Given records
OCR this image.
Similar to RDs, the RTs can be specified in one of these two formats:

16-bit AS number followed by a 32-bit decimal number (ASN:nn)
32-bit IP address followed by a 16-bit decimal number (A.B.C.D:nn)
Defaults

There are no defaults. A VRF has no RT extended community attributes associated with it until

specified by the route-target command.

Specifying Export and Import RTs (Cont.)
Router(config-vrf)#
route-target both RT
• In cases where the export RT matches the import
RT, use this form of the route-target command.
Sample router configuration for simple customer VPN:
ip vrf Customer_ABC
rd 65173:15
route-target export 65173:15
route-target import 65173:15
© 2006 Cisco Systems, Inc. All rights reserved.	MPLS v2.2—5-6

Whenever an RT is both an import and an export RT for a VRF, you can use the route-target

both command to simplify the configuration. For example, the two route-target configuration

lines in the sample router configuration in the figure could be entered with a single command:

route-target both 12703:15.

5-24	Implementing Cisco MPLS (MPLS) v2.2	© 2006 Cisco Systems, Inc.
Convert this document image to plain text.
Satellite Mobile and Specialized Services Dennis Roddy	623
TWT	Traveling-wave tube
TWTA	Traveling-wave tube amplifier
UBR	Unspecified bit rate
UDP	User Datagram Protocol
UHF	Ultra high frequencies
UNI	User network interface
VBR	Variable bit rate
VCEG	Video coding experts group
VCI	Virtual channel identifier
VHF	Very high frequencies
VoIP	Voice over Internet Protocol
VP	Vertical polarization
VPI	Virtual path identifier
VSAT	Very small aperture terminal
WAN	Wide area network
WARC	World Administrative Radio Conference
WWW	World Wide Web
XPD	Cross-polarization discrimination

Request
Restate each record word for word.

The answer
OCR this image.
Similar to RDs, the RTs can be specified in one of these two formats:

16-bit AS number followed by a 32-bit decimal number (ASN:nn)
32-bit IP address followed by a 16-bit decimal number (A.B.C.D:nn)
Defaults

There are no defaults. A VRF has no RT extended community attributes associated with it until

specified by the route-target command.

Specifying Export and Import RTs (Cont.)
Router(config-vrf)#
route-target both RT
• In cases where the export RT matches the import
RT, use this form of the route-target command.
Sample router configuration for simple customer VPN:
ip vrf Customer_ABC
rd 65173:15
route-target export 65173:15
route-target import 65173:15
© 2006 Cisco Systems, Inc. All rights reserved.	MPLS v2.2—5-6

Whenever an RT is both an import and an export RT for a VRF, you can use the route-target

both command to simplify the configuration. For example, the two route-target configuration

lines in the sample router configuration in the figure could be entered with a single command:

route-target both 12703:15.

5-24	Implementing Cisco MPLS (MPLS) v2.2	© 2006 Cisco Systems, Inc.
Convert this document image to plain text.
Satellite Mobile and Specialized Services Dennis Roddy	623
TWT	Traveling-wave tube
TWTA	Traveling-wave tube amplifier
UBR	Unspecified bit rate
UDP	User Datagram Protocol
UHF	Ultra high frequencies
UNI	User network interface
VBR	Variable bit rate
VCEG	Video coding experts group
VCI	Virtual channel identifier
VHF	Very high frequencies
VoIP	Voice over Internet Protocol
VP	Vertical polarization
VPI	Virtual path identifier
VSAT	Very small aperture terminal
WAN	Wide area network
WARC	World Administrative Radio Conference
WWW	World Wide Web
XPD	Cross-polarization discrimination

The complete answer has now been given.